-- Short problem --
Copy the data precisely, keeping every character.

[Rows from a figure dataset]
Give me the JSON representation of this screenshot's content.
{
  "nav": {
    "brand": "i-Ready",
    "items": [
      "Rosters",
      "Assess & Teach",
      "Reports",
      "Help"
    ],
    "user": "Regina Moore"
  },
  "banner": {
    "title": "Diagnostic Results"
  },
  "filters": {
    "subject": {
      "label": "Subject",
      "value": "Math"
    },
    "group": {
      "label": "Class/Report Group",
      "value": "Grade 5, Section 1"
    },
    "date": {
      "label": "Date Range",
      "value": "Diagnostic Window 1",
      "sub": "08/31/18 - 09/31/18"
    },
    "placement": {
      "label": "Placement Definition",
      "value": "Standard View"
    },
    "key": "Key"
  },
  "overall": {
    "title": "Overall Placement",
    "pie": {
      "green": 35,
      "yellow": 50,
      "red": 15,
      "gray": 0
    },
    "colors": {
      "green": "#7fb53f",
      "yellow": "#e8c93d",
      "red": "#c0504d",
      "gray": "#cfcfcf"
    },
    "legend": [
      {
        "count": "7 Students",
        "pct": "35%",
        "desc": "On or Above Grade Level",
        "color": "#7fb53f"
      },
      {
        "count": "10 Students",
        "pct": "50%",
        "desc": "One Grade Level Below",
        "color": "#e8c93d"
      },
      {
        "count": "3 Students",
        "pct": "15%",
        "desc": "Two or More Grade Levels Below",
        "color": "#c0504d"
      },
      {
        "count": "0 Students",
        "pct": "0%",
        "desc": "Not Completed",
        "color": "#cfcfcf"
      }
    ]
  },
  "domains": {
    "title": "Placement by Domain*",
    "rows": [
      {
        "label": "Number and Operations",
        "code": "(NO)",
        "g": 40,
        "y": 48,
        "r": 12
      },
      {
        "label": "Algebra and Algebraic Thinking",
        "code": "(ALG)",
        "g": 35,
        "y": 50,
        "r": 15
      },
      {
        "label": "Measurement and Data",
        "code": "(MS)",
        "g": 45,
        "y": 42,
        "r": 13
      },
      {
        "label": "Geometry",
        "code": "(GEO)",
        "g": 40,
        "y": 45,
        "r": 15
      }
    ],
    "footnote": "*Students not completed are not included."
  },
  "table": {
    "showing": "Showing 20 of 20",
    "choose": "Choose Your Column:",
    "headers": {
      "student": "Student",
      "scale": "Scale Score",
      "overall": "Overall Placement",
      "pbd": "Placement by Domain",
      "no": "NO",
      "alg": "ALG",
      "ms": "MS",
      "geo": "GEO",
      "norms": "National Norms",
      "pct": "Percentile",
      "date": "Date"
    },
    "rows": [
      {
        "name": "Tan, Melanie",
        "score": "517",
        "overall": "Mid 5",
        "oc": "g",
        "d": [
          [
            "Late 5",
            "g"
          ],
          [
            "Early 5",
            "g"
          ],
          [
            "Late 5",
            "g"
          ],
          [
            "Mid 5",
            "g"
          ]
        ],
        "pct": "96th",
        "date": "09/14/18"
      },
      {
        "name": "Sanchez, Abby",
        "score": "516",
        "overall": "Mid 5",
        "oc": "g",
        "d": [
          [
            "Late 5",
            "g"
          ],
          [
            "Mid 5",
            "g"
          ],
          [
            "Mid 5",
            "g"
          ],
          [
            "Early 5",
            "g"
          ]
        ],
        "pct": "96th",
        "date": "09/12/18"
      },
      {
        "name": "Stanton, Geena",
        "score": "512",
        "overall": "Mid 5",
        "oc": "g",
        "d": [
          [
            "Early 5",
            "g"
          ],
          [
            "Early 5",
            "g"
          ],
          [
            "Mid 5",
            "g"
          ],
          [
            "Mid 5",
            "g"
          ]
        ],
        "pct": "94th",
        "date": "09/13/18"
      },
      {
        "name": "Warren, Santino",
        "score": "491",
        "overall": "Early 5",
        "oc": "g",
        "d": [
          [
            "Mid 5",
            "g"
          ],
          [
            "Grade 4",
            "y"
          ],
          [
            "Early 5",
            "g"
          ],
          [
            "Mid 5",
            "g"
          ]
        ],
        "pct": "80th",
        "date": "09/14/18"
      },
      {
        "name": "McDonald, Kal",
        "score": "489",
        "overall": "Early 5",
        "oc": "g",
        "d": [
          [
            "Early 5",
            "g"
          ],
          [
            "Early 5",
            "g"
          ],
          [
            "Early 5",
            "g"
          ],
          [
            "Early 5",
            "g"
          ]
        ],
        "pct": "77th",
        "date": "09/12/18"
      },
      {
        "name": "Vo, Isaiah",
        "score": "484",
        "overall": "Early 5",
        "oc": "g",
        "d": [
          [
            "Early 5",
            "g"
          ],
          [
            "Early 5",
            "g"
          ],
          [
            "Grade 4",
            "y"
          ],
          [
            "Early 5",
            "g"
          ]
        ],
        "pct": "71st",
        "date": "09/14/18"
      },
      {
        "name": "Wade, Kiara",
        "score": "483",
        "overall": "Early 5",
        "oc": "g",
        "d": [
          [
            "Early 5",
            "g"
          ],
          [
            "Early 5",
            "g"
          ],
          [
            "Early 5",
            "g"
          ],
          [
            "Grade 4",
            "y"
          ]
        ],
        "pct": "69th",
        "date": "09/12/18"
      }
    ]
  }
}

-- Solution for this task --
Give me the JSON representation of this screenshot's content.
{
  "nav": {
    "brand": "i-Ready",
    "items": [
      "Rosters",
      "Assess & Teach",
      "Reports",
      "Help"
    ],
    "user": "Regina Moore"
  },
  "banner": {
    "title": "Diagnostic Results"
  },
  "filters": {
    "subject": {
      "label": "Subject",
      "value": "Math"
    },
    "group": {
      "label": "Class/Report Group",
      "value": "Grade 5, Section 1"
    },
    "date": {
      "label": "Date Range",
      "value": "Diagnostic Window 1",
      "sub": "08/31/18 - 09/31/18"
    },
    "placement": {
      "label": "Placement Definition",
      "value": "Standard View"
    },
    "key": "Key"
  },
  "overall": {
    "title": "Overall Placement",
    "pie": {
      "green": 35,
      "yellow": 50,
      "red": 15,
      "gray": 0
    },
    "colors": {
      "green": "#7fb53f",
      "yellow": "#e8c93d",
      "red": "#c0504d",
      "gray": "#cfcfcf"
    },
    "legend": [
      {
        "count": "7 Students",
        "pct": "35%",
        "desc": "On or Above Grade Level",
        "color": "#7fb53f"
      },
      {
        "count": "10 Students",
        "pct": "50%",
        "desc": "One Grade Level Below",
        "color": "#e8c93d"
      },
      {
        "count": "3 Students",
        "pct": "15%",
        "desc": "Two or More Grade Levels Below",
        "color": "#c0504d"
      },
      {
        "count": "0 Students",
        "pct": "0%",
        "desc": "Not Completed",
        "color": "#cfcfcf"
      }
    ]
  },
  "domains": {
    "title": "Placement by Domain*",
    "rows": [
      {
        "label": "Number and Operations",
        "code": "(NO)",
        "g": 40,
        "y": 48,
        "r": 12
      },
      {
        "label": "Algebra and Algebraic Thinking",
        "code": "(ALG)",
        "g": 35,
        "y": 50,
        "r": 15
      },
      {
        "label": "Measurement and Data",
        "code": "(MS)",
        "g": 45,
        "y": 42,
        "r": 13
      },
      {
        "label": "Geometry",
        "code": "(GEO)",
        "g": 40,
        "y": 45,
        "r": 15
      }
    ],
    "footnote": "*Students not completed are not included."
  },
  "table": {
    "showing": "Showing 20 of 20",
    "choose": "Choose Your Column:",
    "headers": {
      "student": "Student",
      "scale": "Scale Score",
      "overall": "Overall Placement",
      "pbd": "Placement by Domain",
      "no": "NO",
      "alg": "ALG",
      "ms": "MS",
      "geo": "GEO",
      "norms": "National Norms",
      "pct": "Percentile",
      "date": "Date"
    },
    "rows": [
      {
        "name": "Tan, Melanie",
        "score": "517",
        "overall": "Mid 5",
        "oc": "g",
        "d": [
          [
            "Late 5",
            "g"
          ],
          [
            "Early 5",
            "g"
          ],
          [
            "Late 5",
            "g"
          ],
          [
            "Mid 5",
            "g"
          ]
        ],
        "pct": "96th",
        "date": "09/14/18"
      },
      {
        "name": "Sanchez, Abby",
        "score": "516",
        "overall": "Mid 5",
        "oc": "g",
        "d": [
          [
            "Late 5",
            "g"
          ],
          [
            "Mid 5",
            "g"
          ],
          [
            "Mid 5",
            "g"
          ],
          [
            "Early 5",
            "g"
          ]
        ],
        "pct": "96th",
        "date": "09/12/18"
      },
      {
        "name": "Stanton, Geena",
        "score": "512",
        "overall": "Mid 5",
        "oc": "g",
        "d": [
          [
            "Early 5",
            "g"
          ],
          [
            "Early 5",
            "g"
          ],
          [
            "Mid 5",
            "g"
          ],
          [
            "Mid 5",
            "g"
          ]
        ],
        "pct": "94th",
        "date": "09/13/18"
      },
      {
        "name": "Warren, Santino",
        "score": "491",
        "overall": "Early 5",
        "oc": "g",
        "d": [
          [
            "Mid 5",
            "g"
          ],
          [
            "Grade 4",
            "y"
          ],
          [
            "Early 5",
            "g"
          ],
          [
            "Mid 5",
            "g"
          ]
        ],
        "pct": "80th",
        "date": "09/14/18"
      },
      {
        "name": "McDonald, Kal",
        "score": "489",
        "overall": "Early 5",
        "oc": "g",
        "d": [
          [
            "Early 5",
            "g"
          ],
          [
            "Early 5",
            "g"
          ],
          [
            "Early 5",
            "g"
          ],
          [
            "Early 5",
            "g"
          ]
        ],
        "pct": "77th",
        "date": "09/12/18"
      },
      {
        "name": "Vo, Isaiah",
        "score": "484",
        "overall": "Early 5",
        "oc": "g",
        "d": [
          [
            "Early 5",
            "g"
          ],
          [
            "Early 5",
            "g"
          ],
          [
            "Grade 4",
            "y"
          ],
          [
            "Early 5",
            "g"
          ]
        ],
        "pct": "71st",
        "date": "09/14/18"
      },
      {
        "name": "Wade, Kiara",
        "score": "483",
        "overall": "Early 5",
        "oc": "g",
        "d": [
          [
            "Early 5",
            "g"
          ],
          [
            "Early 5",
            "g"
          ],
          [
            "Early 5",
            "g"
          ],
          [
            "Grade 4",
            "y"
          ]
        ],
        "pct": "69th",
        "date": "09/12/18"
      }
    ]
  }
}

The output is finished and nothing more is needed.